(GOAL):
Gather up the lines that contain "Komponenten".
[begin DATASET EXCERPTS]
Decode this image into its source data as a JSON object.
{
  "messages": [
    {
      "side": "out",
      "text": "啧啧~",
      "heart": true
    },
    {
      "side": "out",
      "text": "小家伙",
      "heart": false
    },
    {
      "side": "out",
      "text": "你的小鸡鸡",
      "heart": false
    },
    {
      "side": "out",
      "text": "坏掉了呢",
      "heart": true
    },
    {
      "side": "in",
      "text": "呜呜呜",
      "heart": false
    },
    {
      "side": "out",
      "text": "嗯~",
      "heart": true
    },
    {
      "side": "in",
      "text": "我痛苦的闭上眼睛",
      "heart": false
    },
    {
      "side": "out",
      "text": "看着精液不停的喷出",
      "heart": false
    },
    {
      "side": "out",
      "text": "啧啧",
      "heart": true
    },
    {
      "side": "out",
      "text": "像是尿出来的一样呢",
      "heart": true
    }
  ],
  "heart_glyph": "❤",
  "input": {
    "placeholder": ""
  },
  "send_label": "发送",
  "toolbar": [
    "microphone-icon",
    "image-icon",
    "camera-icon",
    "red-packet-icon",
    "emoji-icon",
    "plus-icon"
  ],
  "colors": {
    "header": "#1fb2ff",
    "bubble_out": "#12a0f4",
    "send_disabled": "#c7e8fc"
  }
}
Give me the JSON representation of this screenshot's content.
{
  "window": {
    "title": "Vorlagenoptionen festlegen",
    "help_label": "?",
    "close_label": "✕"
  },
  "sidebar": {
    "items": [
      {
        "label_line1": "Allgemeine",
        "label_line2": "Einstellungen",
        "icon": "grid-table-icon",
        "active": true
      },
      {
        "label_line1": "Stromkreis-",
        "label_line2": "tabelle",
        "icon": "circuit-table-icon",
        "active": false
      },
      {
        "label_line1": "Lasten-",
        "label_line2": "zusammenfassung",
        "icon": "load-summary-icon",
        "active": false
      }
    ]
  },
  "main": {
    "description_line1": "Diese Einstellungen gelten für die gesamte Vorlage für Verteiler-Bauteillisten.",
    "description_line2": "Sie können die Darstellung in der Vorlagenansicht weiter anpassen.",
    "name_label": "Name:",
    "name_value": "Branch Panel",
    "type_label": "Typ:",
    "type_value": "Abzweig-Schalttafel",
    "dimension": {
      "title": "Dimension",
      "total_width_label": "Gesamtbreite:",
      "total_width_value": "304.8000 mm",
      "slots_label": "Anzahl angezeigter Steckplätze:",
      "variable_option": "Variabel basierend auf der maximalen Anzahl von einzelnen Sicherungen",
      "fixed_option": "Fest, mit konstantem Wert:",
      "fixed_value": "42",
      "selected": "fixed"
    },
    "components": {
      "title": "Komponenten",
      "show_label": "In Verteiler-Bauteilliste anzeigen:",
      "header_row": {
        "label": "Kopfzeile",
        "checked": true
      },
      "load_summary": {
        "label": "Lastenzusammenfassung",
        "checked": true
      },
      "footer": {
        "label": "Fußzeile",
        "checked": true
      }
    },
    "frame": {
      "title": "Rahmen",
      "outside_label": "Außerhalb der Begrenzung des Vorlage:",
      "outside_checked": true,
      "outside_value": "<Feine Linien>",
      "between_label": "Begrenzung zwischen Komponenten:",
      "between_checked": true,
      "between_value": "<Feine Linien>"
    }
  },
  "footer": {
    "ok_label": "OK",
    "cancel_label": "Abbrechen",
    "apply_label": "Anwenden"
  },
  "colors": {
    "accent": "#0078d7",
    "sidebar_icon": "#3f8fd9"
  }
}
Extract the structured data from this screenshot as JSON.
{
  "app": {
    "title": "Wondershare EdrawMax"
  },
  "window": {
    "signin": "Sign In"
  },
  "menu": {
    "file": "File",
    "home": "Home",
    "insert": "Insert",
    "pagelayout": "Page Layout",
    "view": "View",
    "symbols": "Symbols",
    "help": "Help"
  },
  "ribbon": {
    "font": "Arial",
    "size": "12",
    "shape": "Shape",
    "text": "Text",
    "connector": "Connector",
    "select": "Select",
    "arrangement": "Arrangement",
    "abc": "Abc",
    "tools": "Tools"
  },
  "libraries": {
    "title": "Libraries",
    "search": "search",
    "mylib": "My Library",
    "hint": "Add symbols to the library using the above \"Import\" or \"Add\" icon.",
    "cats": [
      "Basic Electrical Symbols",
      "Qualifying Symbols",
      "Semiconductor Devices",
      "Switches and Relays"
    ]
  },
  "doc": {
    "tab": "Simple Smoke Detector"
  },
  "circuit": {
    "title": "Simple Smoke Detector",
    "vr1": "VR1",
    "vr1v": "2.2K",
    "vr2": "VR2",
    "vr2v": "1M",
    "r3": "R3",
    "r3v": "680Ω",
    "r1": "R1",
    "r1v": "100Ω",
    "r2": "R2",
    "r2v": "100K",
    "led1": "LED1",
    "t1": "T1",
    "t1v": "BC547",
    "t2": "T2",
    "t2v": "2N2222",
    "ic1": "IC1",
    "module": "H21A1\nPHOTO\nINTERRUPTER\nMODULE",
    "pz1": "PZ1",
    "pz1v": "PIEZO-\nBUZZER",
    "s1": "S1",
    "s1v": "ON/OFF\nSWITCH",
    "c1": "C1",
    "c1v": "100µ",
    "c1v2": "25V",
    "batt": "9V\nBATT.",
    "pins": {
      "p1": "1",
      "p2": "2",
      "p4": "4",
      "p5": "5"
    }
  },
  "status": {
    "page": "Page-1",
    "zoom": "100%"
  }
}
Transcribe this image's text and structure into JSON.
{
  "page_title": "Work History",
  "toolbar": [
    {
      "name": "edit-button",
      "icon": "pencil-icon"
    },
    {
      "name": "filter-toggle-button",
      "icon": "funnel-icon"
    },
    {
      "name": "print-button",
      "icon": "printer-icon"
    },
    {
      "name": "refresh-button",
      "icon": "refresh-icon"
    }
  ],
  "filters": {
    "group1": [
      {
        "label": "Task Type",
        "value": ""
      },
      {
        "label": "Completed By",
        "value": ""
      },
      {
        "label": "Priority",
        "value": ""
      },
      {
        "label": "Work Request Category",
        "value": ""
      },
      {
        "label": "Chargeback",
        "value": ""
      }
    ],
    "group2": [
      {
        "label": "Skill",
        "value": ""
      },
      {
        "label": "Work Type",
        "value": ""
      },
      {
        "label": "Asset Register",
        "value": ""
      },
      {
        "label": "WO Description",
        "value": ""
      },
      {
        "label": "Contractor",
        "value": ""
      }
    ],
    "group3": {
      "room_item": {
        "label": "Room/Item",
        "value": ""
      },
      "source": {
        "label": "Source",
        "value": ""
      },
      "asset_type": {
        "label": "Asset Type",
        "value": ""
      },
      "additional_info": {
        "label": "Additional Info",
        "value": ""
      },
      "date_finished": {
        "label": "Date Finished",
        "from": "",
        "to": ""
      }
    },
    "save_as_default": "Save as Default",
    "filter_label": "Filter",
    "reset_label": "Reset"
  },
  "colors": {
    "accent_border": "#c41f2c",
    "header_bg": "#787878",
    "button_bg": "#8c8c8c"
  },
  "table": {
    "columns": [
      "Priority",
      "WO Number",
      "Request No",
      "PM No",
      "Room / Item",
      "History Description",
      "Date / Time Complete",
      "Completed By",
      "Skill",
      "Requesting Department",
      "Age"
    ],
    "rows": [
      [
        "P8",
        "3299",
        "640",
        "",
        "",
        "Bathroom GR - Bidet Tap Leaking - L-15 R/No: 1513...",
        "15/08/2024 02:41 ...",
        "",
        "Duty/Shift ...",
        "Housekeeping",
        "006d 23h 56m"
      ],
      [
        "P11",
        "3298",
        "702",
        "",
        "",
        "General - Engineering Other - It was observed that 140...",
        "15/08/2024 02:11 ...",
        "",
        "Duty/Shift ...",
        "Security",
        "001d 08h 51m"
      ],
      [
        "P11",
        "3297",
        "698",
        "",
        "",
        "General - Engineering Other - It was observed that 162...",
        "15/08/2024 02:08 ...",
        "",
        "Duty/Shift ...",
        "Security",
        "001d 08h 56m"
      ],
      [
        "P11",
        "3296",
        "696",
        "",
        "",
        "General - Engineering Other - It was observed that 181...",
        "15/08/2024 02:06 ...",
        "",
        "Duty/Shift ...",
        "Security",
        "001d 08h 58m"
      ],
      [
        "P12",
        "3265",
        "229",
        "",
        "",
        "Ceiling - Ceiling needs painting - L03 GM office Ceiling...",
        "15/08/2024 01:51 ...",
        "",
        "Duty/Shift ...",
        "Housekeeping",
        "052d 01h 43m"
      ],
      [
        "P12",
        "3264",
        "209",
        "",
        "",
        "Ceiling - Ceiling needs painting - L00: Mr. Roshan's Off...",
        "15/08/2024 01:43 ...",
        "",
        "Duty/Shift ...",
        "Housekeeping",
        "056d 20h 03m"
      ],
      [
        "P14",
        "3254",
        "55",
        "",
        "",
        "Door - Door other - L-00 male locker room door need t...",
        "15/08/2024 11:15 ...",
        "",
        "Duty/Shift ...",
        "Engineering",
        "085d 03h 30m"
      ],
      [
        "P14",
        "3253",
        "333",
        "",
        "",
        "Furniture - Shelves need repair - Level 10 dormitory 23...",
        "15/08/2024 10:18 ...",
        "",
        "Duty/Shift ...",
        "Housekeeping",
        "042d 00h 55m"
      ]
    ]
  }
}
[end DATASET EXCERPTS]
(TASK SOLUTION):
      "title": "Komponenten",
      "between_label": "Begrenzung zwischen Komponenten:",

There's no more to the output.